**Excerpted passage**
(begin)

1) Merge observations into a data frame, use the sort_values method to sort based on x observations, and assign training and testing set variable names to the indexed and reshaped columns of the sorted data frame.

# sort the training data
train_sorted = {'xts':xtrain_scaled.ravel(), 'yt':ytrain.ravel()}
# Create training DataFrame and sort it
df_train_sorted = pd.DataFrame(train_sorted).sort_values('xts')
xtrain_scaled = df_train_sorted['xts'].values.reshape(-1,1)
ytrain = df_train_sorted['yt'].values.reshape(-1,1)

# sort the testing data
test_sorted = {'xts':xtest_scaled.ravel(), 'yt':ytest.ravel()}
# Create testing DataFrame and sort it
df_test_sorted = pd.DataFrame(test_sorted).sort_values('xts')
# reassign data object names
xtest_scaled = df_test_sorted['xts'].values.reshape(-1,1)
ytest = df_test_sorted['yt'].values.reshape(-1,1)

2) Create a matrix containg the data, sort based on the first column (x train or test) using numpy’s argsort method, and assign training and testing set variables to the indexed columns of the matrix

# training data
M_train = np.column_stack([xtrain,ytrain])
M_train = M_train[np.argsort(M[:,0])]
xtrain = M[:,0]
ytrain = M[:,1]

# testing data
M = np.column_stack([xtest,test])
M = M[np.argsort(M[:,0])]
xtest = M[:,0]
ytest = M[:,1]

This sorting can also happen after predictions are made and the same effect will be achieved.
Now that the data was prepared, I initialized both the lowess and random forest models. We manually define lowess for 2-dimensional datasets as follows:

# tricubic kernal
def tricubic(x):
  return np.where(np.abs(x)>1,0,70/81*(1-np.abs(x)**3)**3)
def lowess_reg(x, y, xnew, kern, tau): 
  # x (independent variable), y (dependent variable), xnew (independent testing observation),
  # kern (desired kernal/bump function), tau (amplitude of bump function)
  # tau is called bandwidth K((x-x[i])/(2*tau))
    n = len(x)
    yest = np.zeros(n)

    #Initializing all weights from the bell shape kernel function    
    w = np.array([kern((x - x[i])/(2*tau)) for i in range(n)])     
    
    #Looping through all x-points
    for i in range(n):
        weights = w[:, i]
        b = np.array([np.sum(weights * y), np.sum(weights * y * x)])
        A = np.array([[np.sum(weights), np.sum(weights * x)],
                    [np.sum(weights * x), np.sum(weights * x * x)]])
        theta, res, rnk, s = linalg.lstsq(A, b)
        yest[i] = theta[0] + theta[1] * x[i] 
    f = interp1d(x, yest,fill_value='extrapolate')
    return f(xnew)

# use the model to make predictions (yhat_test) for the testing data
yhat_test = lowess_reg(xtrain_scaled.ravel(), ytrain.ravel(),xtest_scaled.ravel(), tricubic, 0.01)

(end)

Write what comes next in the lowess walkthrough above, starting right after the line that makes predictions for the testing data. The rows after this point are separate from the lowess walkthrough.

**Records provided**
(begin)

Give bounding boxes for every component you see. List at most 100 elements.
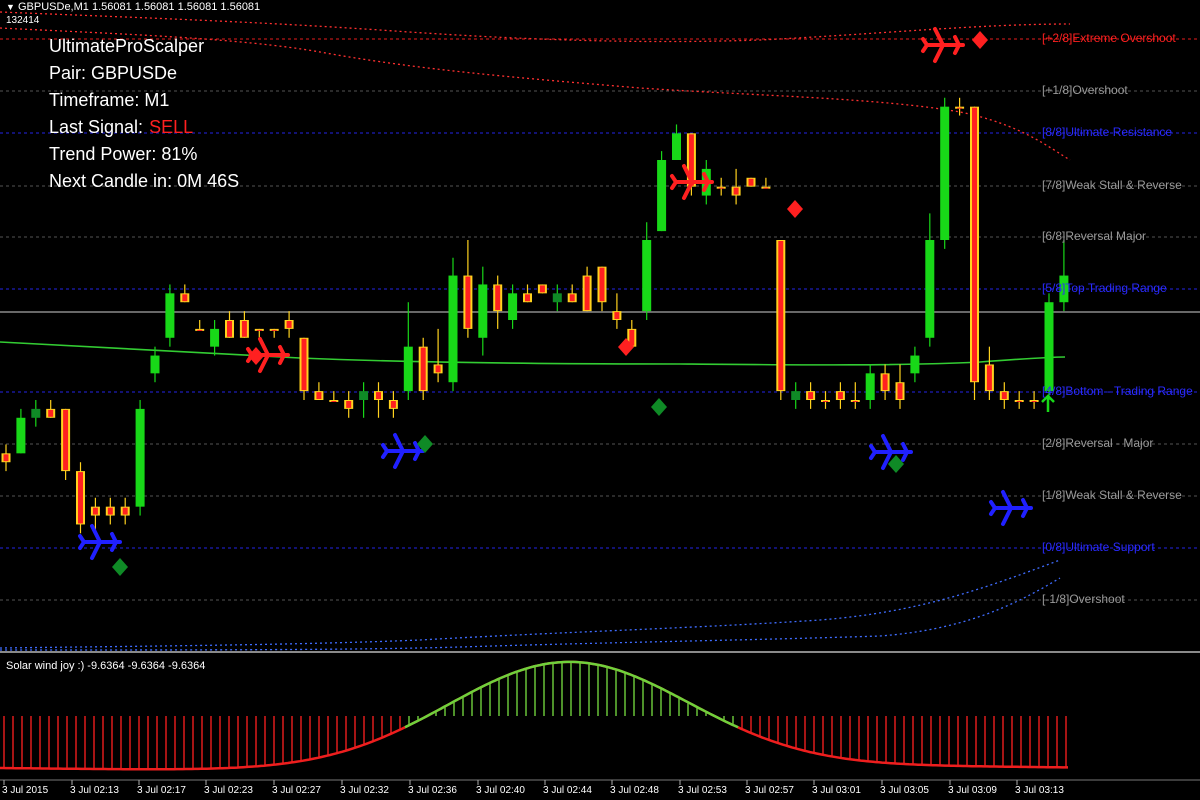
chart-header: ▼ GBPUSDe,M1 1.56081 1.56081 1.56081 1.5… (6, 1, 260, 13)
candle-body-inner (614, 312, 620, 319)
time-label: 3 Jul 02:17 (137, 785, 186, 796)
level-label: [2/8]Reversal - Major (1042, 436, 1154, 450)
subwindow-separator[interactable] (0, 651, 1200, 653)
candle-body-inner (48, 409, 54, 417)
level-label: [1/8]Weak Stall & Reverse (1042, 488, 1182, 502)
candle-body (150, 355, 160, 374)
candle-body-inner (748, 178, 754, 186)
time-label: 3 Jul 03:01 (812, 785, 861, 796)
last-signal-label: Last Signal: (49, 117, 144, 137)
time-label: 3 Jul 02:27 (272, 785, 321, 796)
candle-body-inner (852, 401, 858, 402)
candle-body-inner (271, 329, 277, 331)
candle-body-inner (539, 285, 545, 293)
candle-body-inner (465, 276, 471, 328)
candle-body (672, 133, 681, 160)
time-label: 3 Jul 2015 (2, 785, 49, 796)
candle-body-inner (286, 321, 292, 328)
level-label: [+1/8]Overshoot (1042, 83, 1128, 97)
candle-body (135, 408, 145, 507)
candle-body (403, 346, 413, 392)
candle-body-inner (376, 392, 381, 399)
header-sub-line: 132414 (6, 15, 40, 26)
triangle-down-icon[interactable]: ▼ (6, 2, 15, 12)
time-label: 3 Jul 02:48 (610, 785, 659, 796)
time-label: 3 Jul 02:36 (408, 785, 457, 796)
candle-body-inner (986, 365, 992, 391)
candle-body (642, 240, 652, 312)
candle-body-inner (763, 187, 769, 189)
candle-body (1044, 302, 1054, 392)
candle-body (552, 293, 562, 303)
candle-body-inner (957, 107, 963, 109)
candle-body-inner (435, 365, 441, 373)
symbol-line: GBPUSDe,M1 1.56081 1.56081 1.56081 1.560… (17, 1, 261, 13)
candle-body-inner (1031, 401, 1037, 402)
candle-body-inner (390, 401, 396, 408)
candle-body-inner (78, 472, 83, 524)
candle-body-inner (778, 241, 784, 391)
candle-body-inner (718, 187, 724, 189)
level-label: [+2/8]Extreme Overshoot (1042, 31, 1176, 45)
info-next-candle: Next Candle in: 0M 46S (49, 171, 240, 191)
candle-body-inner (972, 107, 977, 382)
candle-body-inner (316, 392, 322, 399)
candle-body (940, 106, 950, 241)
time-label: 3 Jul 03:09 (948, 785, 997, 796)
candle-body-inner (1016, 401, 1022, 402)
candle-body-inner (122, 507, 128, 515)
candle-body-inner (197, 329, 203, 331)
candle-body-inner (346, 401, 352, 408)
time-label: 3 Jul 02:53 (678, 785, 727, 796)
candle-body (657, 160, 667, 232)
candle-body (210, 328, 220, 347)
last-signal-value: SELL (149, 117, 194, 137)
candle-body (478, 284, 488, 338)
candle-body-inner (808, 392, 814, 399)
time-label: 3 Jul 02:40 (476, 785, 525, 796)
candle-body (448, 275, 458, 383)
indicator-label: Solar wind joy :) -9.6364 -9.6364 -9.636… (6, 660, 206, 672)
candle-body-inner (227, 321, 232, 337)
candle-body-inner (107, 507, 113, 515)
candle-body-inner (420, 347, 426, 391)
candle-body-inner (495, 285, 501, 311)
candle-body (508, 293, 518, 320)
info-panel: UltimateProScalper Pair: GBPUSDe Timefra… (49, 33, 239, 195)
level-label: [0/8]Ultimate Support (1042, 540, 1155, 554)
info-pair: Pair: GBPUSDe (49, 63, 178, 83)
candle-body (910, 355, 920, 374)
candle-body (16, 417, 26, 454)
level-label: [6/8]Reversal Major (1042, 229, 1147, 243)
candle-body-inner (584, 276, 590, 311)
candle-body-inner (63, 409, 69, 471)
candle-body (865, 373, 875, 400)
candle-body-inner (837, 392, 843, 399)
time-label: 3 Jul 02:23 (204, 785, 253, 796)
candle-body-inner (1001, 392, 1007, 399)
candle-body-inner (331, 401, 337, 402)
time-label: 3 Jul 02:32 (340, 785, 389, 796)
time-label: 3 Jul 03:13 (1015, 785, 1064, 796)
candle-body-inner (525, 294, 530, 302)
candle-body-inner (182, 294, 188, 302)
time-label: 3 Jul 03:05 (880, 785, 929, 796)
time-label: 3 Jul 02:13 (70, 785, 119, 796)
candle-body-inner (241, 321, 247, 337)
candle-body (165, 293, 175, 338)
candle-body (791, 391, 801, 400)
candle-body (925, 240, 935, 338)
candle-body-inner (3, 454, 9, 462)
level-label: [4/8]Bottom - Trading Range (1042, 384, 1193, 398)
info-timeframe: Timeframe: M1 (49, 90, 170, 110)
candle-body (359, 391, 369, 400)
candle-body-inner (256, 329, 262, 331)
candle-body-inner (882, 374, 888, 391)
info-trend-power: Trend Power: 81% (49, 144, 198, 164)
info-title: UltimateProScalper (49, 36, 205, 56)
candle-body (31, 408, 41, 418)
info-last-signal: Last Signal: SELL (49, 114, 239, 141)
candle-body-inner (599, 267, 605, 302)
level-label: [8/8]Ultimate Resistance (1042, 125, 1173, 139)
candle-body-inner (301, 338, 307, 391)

(end)

**Output for this task**
Lowess results:
I used mean squared error (MSE) to quantify the accuracy of the lowess model, which was found to be 19.274. Tau influences the amplitude of the bump function, which is used to compute model weights that ultimately contribute to model smoothing. After graphing the original model predictions against the true testing data values, I noticed significant irregularities in the graph and decided to plot the MSE of model predictions after fitting using different values for tau as seen in the code segment below. After determining the minimum MSE achieved, 15.962 using tau = 0.1 as seen in the graph below, I selected a final lowess model.

mse_low = []
for a in np.arange(0.01,1,0.01):
  yhat_test = lowess_reg(xtrain_scaled.ravel(), ytrain.ravel(),xtest_scaled.ravel(), tricubic, a)
  mse_low.append(mse(yhat_test,ytest))

Lowess prediction MSE with varying tau values:

Random forest

From a user perspective lowess offers some challenges in both mathematical understanding and implementation so for comparison, let’s next look at a random forest. Unlike the scenic random forests pictured above, random forest is another form of non-parametric regression modeling. After initializing a random forest model, I fit the model to the sorted training data using a maximum depth of 2 as a starting point.

# initialize a model
regr = RandomForestRegressor(random_state=123, max_depth=3)
# fit the model
regr.fit(xtrain_scaled, ytrain.ravel())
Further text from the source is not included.